## What you will do
Below are the records; locate each line with the word "prix" and copy it.

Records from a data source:
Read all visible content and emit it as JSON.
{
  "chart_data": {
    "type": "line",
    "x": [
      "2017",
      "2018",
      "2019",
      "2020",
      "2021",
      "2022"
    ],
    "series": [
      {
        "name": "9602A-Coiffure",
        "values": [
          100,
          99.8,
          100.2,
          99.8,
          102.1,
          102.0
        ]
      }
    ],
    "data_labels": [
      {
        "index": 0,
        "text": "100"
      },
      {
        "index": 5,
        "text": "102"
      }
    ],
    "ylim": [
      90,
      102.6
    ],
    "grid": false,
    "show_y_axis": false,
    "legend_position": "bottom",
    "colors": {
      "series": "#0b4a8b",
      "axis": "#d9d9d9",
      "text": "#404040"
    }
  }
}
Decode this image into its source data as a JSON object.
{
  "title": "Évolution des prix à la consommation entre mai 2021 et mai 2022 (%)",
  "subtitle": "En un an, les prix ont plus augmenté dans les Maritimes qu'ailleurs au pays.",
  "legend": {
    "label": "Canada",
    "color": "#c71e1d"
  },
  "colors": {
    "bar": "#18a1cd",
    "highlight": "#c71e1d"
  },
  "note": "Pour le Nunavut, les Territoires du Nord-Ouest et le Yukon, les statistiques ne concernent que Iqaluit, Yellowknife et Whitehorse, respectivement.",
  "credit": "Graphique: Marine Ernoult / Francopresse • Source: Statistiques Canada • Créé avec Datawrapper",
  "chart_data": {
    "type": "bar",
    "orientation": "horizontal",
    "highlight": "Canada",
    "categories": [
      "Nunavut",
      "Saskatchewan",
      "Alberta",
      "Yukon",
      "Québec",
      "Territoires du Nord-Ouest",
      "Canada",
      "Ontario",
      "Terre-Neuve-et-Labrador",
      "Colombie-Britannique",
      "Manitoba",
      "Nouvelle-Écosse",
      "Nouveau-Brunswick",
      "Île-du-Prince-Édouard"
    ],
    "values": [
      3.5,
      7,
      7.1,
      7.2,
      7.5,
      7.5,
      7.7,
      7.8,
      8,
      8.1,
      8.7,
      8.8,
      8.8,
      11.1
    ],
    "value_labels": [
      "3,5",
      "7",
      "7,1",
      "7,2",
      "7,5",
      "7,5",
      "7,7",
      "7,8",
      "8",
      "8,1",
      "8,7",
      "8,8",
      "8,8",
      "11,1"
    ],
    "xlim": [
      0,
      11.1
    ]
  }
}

## Final answer
  "title": "Évolution des prix à la consommation entre mai 2021 et mai 2022 (%)",
  "subtitle": "En un an, les prix ont plus augmenté dans les Maritimes qu'ailleurs au pays.",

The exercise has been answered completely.